* begin Input data *
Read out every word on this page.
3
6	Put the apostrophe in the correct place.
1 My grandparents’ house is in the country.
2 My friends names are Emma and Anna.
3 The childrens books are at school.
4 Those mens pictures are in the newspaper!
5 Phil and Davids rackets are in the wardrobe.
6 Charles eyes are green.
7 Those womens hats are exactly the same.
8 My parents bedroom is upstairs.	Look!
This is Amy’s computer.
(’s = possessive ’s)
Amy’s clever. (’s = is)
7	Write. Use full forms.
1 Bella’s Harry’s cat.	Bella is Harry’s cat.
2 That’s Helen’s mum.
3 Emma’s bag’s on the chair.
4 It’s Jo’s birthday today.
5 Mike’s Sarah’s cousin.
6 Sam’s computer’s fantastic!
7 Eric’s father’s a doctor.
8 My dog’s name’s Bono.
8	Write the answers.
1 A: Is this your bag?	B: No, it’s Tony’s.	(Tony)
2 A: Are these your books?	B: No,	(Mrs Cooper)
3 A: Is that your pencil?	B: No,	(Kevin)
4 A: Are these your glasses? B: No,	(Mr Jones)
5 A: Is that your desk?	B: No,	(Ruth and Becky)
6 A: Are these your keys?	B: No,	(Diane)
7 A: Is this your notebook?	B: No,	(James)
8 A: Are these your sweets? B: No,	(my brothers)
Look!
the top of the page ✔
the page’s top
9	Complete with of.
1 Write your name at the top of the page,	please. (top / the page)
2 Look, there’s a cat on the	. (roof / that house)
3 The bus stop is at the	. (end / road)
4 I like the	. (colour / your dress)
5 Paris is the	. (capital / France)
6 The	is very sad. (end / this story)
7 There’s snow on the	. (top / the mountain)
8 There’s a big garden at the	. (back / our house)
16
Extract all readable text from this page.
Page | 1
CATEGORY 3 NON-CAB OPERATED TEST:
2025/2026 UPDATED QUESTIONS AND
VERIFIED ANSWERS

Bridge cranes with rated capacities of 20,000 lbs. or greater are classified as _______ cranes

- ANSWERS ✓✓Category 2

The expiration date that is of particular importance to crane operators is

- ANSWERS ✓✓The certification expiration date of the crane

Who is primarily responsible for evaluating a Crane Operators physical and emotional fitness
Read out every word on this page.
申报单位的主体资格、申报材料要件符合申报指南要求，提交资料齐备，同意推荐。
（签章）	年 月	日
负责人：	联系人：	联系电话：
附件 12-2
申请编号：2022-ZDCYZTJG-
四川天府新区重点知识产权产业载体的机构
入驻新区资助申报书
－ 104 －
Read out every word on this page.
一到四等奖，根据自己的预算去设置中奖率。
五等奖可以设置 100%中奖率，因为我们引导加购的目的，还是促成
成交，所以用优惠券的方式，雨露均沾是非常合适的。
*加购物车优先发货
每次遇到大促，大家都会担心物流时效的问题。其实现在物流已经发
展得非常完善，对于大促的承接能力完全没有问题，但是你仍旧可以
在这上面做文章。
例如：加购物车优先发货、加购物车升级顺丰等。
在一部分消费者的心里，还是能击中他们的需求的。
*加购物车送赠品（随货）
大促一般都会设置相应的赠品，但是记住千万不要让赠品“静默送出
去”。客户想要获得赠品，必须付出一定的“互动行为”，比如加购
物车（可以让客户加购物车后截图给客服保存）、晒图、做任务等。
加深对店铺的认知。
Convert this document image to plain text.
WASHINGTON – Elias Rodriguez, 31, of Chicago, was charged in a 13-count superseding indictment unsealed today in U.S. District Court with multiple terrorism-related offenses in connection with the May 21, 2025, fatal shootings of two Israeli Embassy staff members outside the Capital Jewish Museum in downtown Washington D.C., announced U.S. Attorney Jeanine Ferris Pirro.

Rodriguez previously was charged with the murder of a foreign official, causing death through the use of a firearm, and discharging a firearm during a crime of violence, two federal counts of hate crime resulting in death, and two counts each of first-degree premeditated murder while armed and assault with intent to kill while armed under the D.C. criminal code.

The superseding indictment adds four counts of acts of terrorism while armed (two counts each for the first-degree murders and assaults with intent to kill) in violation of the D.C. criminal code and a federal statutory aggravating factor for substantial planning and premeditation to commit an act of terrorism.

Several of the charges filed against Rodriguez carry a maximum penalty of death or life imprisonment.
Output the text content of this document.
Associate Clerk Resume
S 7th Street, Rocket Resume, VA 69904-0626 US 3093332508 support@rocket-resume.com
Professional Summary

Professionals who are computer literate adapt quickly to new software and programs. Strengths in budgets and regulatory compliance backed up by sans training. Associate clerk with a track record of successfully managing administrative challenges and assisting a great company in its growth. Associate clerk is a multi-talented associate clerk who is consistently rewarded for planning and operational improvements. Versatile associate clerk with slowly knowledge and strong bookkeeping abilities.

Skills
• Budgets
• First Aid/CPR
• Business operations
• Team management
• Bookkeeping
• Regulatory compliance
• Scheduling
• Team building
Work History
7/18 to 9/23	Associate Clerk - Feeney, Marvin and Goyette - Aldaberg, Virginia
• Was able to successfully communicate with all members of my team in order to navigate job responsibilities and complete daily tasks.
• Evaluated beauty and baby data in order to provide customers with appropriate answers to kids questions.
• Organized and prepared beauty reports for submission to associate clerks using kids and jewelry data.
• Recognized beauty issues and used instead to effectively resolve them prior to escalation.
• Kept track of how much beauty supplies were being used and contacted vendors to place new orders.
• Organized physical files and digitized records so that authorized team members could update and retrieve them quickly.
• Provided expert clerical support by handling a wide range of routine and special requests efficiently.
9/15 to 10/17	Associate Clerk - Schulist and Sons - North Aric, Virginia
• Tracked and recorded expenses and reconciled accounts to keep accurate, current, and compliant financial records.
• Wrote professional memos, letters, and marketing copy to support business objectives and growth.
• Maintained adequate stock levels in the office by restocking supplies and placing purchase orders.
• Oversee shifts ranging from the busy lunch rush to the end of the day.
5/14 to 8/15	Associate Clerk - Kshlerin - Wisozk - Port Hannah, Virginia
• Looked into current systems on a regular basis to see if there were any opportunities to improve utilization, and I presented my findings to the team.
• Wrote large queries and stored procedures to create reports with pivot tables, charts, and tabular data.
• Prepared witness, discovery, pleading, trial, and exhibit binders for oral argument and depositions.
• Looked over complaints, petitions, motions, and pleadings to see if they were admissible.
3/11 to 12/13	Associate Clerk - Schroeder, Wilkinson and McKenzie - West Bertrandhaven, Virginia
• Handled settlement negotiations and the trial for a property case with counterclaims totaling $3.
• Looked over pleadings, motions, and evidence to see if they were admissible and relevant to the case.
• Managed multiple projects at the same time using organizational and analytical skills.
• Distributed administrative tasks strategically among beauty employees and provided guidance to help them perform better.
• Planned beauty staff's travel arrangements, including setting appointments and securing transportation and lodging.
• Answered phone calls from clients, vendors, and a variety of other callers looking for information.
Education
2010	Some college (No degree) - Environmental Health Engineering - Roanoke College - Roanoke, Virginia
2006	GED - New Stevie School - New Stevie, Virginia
* end Input data *
→ **Task prompt**
All the entries above need to be reproduced exactly.

→ **Answer below**
Read out every word on this page.
3
6	Put the apostrophe in the correct place.
1 My grandparents’ house is in the country.
2 My friends names are Emma and Anna.
3 The childrens books are at school.
4 Those mens pictures are in the newspaper!
5 Phil and Davids rackets are in the wardrobe.
6 Charles eyes are green.
7 Those womens hats are exactly the same.
8 My parents bedroom is upstairs.	Look!
This is Amy’s computer.
(’s = possessive ’s)
Amy’s clever. (’s = is)
7	Write. Use full forms.
1 Bella’s Harry’s cat.	Bella is Harry’s cat.
2 That’s Helen’s mum.
3 Emma’s bag’s on the chair.
4 It’s Jo’s birthday today.
5 Mike’s Sarah’s cousin.
6 Sam’s computer’s fantastic!
7 Eric’s father’s a doctor.
8 My dog’s name’s Bono.
8	Write the answers.
1 A: Is this your bag?	B: No, it’s Tony’s.	(Tony)
2 A: Are these your books?	B: No,	(Mrs Cooper)
3 A: Is that your pencil?	B: No,	(Kevin)
4 A: Are these your glasses? B: No,	(Mr Jones)
5 A: Is that your desk?	B: No,	(Ruth and Becky)
6 A: Are these your keys?	B: No,	(Diane)
7 A: Is this your notebook?	B: No,	(James)
8 A: Are these your sweets? B: No,	(my brothers)
Look!
the top of the page ✔
the page’s top
9	Complete with of.
1 Write your name at the top of the page,	please. (top / the page)
2 Look, there’s a cat on the	. (roof / that house)
3 The bus stop is at the	. (end / road)
4 I like the	. (colour / your dress)
5 Paris is the	. (capital / France)
6 The	is very sad. (end / this story)
7 There’s snow on the	. (top / the mountain)
8 There’s a big garden at the	. (back / our house)
16
Extract all readable text from this page.
Page | 1
CATEGORY 3 NON-CAB OPERATED TEST:
2025/2026 UPDATED QUESTIONS AND
VERIFIED ANSWERS

Bridge cranes with rated capacities of 20,000 lbs. or greater are classified as _______ cranes

- ANSWERS ✓✓Category 2

The expiration date that is of particular importance to crane operators is

- ANSWERS ✓✓The certification expiration date of the crane

Who is primarily responsible for evaluating a Crane Operators physical and emotional fitness
Read out every word on this page.
申报单位的主体资格、申报材料要件符合申报指南要求，提交资料齐备，同意推荐。
（签章）	年 月	日
负责人：	联系人：	联系电话：
附件 12-2
申请编号：2022-ZDCYZTJG-
四川天府新区重点知识产权产业载体的机构
入驻新区资助申报书
－ 104 －
Read out every word on this page.
一到四等奖，根据自己的预算去设置中奖率。
五等奖可以设置 100%中奖率，因为我们引导加购的目的，还是促成
成交，所以用优惠券的方式，雨露均沾是非常合适的。
*加购物车优先发货
每次遇到大促，大家都会担心物流时效的问题。其实现在物流已经发
展得非常完善，对于大促的承接能力完全没有问题，但是你仍旧可以
在这上面做文章。
例如：加购物车优先发货、加购物车升级顺丰等。
在一部分消费者的心里，还是能击中他们的需求的。
*加购物车送赠品（随货）
大促一般都会设置相应的赠品，但是记住千万不要让赠品“静默送出
去”。客户想要获得赠品，必须付出一定的“互动行为”，比如加购
物车（可以让客户加购物车后截图给客服保存）、晒图、做任务等。
加深对店铺的认知。
Convert this document image to plain text.
WASHINGTON – Elias Rodriguez, 31, of Chicago, was charged in a 13-count superseding indictment unsealed today in U.S. District Court with multiple terrorism-related offenses in connection with the May 21, 2025, fatal shootings of two Israeli Embassy staff members outside the Capital Jewish Museum in downtown Washington D.C., announced U.S. Attorney Jeanine Ferris Pirro.

Rodriguez previously was charged with the murder of a foreign official, causing death through the use of a firearm, and discharging a firearm during a crime of violence, two federal counts of hate crime resulting in death, and two counts each of first-degree premeditated murder while armed and assault with intent to kill while armed under the D.C. criminal code.

The superseding indictment adds four counts of acts of terrorism while armed (two counts each for the first-degree murders and assaults with intent to kill) in violation of the D.C. criminal code and a federal statutory aggravating factor for substantial planning and premeditation to commit an act of terrorism.

Several of the charges filed against Rodriguez carry a maximum penalty of death or life imprisonment.
Output the text content of this document.
Associate Clerk Resume
S 7th Street, Rocket Resume, VA 69904-0626 US 3093332508 support@rocket-resume.com
Professional Summary

Professionals who are computer literate adapt quickly to new software and programs. Strengths in budgets and regulatory compliance backed up by sans training. Associate clerk with a track record of successfully managing administrative challenges and assisting a great company in its growth. Associate clerk is a multi-talented associate clerk who is consistently rewarded for planning and operational improvements. Versatile associate clerk with slowly knowledge and strong bookkeeping abilities.

Skills
• Budgets
• First Aid/CPR
• Business operations
• Team management
• Bookkeeping
• Regulatory compliance
• Scheduling
• Team building
Work History
7/18 to 9/23	Associate Clerk - Feeney, Marvin and Goyette - Aldaberg, Virginia
• Was able to successfully communicate with all members of my team in order to navigate job responsibilities and complete daily tasks.
• Evaluated beauty and baby data in order to provide customers with appropriate answers to kids questions.
• Organized and prepared beauty reports for submission to associate clerks using kids and jewelry data.
• Recognized beauty issues and used instead to effectively resolve them prior to escalation.
• Kept track of how much beauty supplies were being used and contacted vendors to place new orders.
• Organized physical files and digitized records so that authorized team members could update and retrieve them quickly.
• Provided expert clerical support by handling a wide range of routine and special requests efficiently.
9/15 to 10/17	Associate Clerk - Schulist and Sons - North Aric, Virginia
• Tracked and recorded expenses and reconciled accounts to keep accurate, current, and compliant financial records.
• Wrote professional memos, letters, and marketing copy to support business objectives and growth.
• Maintained adequate stock levels in the office by restocking supplies and placing purchase orders.
• Oversee shifts ranging from the busy lunch rush to the end of the day.
5/14 to 8/15	Associate Clerk - Kshlerin - Wisozk - Port Hannah, Virginia
• Looked into current systems on a regular basis to see if there were any opportunities to improve utilization, and I presented my findings to the team.
• Wrote large queries and stored procedures to create reports with pivot tables, charts, and tabular data.
• Prepared witness, discovery, pleading, trial, and exhibit binders for oral argument and depositions.
• Looked over complaints, petitions, motions, and pleadings to see if they were admissible.
3/11 to 12/13	Associate Clerk - Schroeder, Wilkinson and McKenzie - West Bertrandhaven, Virginia
• Handled settlement negotiations and the trial for a property case with counterclaims totaling $3.
• Looked over pleadings, motions, and evidence to see if they were admissible and relevant to the case.
• Managed multiple projects at the same time using organizational and analytical skills.
• Distributed administrative tasks strategically among beauty employees and provided guidance to help them perform better.
• Planned beauty staff's travel arrangements, including setting appointments and securing transportation and lodging.
• Answered phone calls from clients, vendors, and a variety of other callers looking for information.
Education
2010	Some college (No degree) - Environmental Health Engineering - Roanoke College - Roanoke, Virginia
2006	GED - New Stevie School - New Stevie, Virginia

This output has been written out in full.